■ What you will do ■
Filter the records below for the word "dessus". Copy each line that holds it.

[Items from a dataset]
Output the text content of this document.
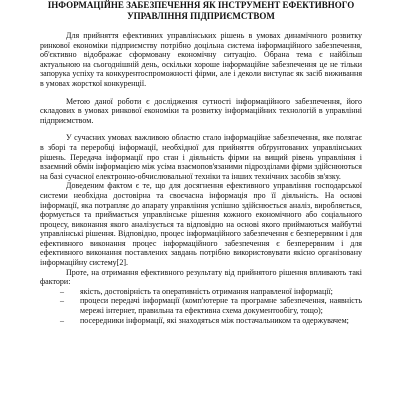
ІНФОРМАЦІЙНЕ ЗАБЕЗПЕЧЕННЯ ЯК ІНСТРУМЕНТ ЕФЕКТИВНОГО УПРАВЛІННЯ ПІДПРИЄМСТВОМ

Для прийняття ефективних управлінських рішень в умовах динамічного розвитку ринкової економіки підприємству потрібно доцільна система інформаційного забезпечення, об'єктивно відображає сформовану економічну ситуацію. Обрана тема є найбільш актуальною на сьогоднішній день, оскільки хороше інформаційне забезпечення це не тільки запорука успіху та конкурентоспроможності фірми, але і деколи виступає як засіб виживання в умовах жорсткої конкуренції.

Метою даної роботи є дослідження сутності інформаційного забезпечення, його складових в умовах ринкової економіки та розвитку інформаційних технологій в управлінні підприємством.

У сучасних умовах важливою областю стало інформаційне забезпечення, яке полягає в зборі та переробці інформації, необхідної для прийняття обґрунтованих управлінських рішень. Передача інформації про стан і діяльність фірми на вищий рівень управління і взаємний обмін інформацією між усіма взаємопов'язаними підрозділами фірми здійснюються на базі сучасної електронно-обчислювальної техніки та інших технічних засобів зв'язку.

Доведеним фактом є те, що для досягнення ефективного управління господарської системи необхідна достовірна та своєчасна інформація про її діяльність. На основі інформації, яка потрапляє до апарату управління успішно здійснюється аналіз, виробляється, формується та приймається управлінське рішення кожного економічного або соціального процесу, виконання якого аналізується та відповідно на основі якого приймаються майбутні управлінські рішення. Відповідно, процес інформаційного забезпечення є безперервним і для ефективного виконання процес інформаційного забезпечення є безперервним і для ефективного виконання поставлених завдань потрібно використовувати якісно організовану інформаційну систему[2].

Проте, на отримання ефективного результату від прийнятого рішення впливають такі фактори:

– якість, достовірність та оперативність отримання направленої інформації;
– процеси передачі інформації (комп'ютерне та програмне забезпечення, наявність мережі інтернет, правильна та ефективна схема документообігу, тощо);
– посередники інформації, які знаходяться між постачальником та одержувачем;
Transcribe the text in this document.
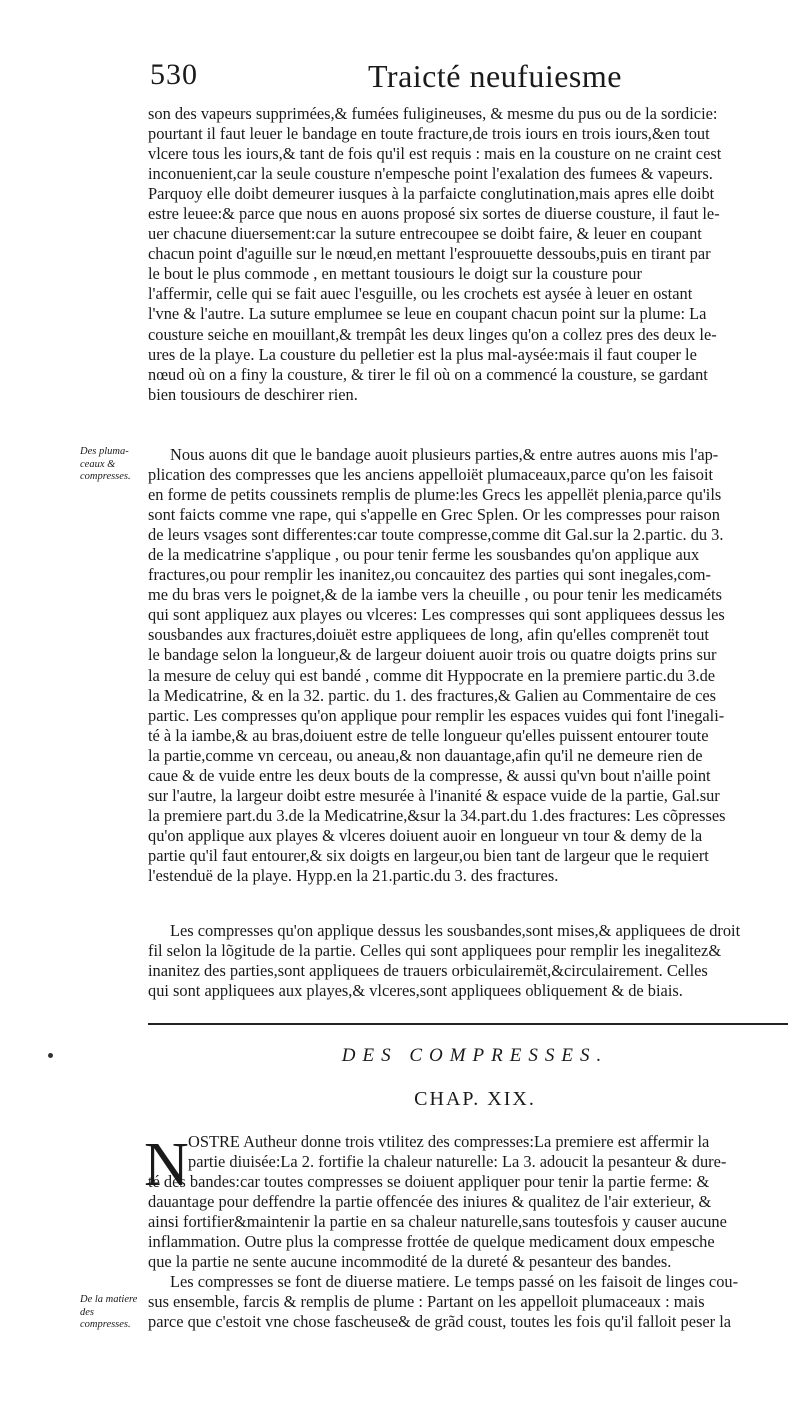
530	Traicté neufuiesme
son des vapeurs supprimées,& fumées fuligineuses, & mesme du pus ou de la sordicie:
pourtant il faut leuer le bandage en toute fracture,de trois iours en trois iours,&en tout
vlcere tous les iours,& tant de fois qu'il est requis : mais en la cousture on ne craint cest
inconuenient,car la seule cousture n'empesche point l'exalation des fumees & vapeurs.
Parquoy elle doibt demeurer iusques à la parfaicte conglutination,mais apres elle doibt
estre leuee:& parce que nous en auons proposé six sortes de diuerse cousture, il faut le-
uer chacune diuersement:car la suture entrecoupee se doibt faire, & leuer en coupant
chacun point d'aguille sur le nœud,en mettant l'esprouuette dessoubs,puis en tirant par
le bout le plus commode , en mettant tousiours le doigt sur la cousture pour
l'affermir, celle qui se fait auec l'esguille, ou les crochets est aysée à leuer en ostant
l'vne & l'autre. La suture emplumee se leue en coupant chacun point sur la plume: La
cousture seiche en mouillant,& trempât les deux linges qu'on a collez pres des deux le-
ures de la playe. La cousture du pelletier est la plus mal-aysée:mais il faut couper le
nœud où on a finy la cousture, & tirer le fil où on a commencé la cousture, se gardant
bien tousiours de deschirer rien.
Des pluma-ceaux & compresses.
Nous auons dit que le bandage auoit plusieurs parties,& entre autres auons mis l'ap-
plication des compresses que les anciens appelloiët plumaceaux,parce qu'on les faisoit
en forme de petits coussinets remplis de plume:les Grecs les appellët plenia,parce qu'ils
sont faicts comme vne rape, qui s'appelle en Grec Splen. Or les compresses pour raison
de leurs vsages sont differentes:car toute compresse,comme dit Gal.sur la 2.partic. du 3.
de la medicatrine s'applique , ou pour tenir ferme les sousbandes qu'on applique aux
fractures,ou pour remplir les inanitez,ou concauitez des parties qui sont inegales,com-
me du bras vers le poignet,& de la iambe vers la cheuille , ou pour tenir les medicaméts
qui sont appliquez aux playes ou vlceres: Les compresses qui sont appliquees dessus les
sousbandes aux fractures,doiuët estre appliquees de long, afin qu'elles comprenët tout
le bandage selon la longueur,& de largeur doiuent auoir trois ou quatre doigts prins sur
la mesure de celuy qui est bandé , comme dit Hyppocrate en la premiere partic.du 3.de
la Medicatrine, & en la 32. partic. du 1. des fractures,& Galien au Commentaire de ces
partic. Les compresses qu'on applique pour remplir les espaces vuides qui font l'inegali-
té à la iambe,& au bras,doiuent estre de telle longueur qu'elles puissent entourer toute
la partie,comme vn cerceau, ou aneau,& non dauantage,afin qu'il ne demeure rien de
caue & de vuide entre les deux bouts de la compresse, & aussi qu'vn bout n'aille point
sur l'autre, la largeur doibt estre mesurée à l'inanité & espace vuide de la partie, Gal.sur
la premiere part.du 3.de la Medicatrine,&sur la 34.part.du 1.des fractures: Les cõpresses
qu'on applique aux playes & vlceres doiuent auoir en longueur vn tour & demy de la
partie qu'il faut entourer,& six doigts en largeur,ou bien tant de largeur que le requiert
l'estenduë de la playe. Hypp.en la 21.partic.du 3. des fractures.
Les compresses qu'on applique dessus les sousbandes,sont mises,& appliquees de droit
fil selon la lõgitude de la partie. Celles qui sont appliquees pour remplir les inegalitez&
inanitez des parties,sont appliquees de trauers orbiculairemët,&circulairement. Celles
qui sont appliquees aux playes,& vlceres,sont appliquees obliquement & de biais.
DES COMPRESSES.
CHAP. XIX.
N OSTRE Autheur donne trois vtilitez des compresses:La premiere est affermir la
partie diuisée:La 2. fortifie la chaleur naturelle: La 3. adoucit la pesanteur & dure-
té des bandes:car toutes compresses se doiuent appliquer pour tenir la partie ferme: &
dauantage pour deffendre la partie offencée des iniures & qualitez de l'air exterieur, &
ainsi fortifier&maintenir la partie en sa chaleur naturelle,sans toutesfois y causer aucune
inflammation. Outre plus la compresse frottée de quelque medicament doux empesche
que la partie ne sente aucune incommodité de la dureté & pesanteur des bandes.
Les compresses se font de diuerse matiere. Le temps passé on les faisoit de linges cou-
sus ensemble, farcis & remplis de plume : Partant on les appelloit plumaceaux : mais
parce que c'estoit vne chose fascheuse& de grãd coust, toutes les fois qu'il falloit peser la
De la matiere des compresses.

■ Complete output ■
qui sont appliquez aux playes ou vlceres: Les compresses qui sont appliquees dessus les
Les compresses qu'on applique dessus les sousbandes,sont mises,& appliquees de droit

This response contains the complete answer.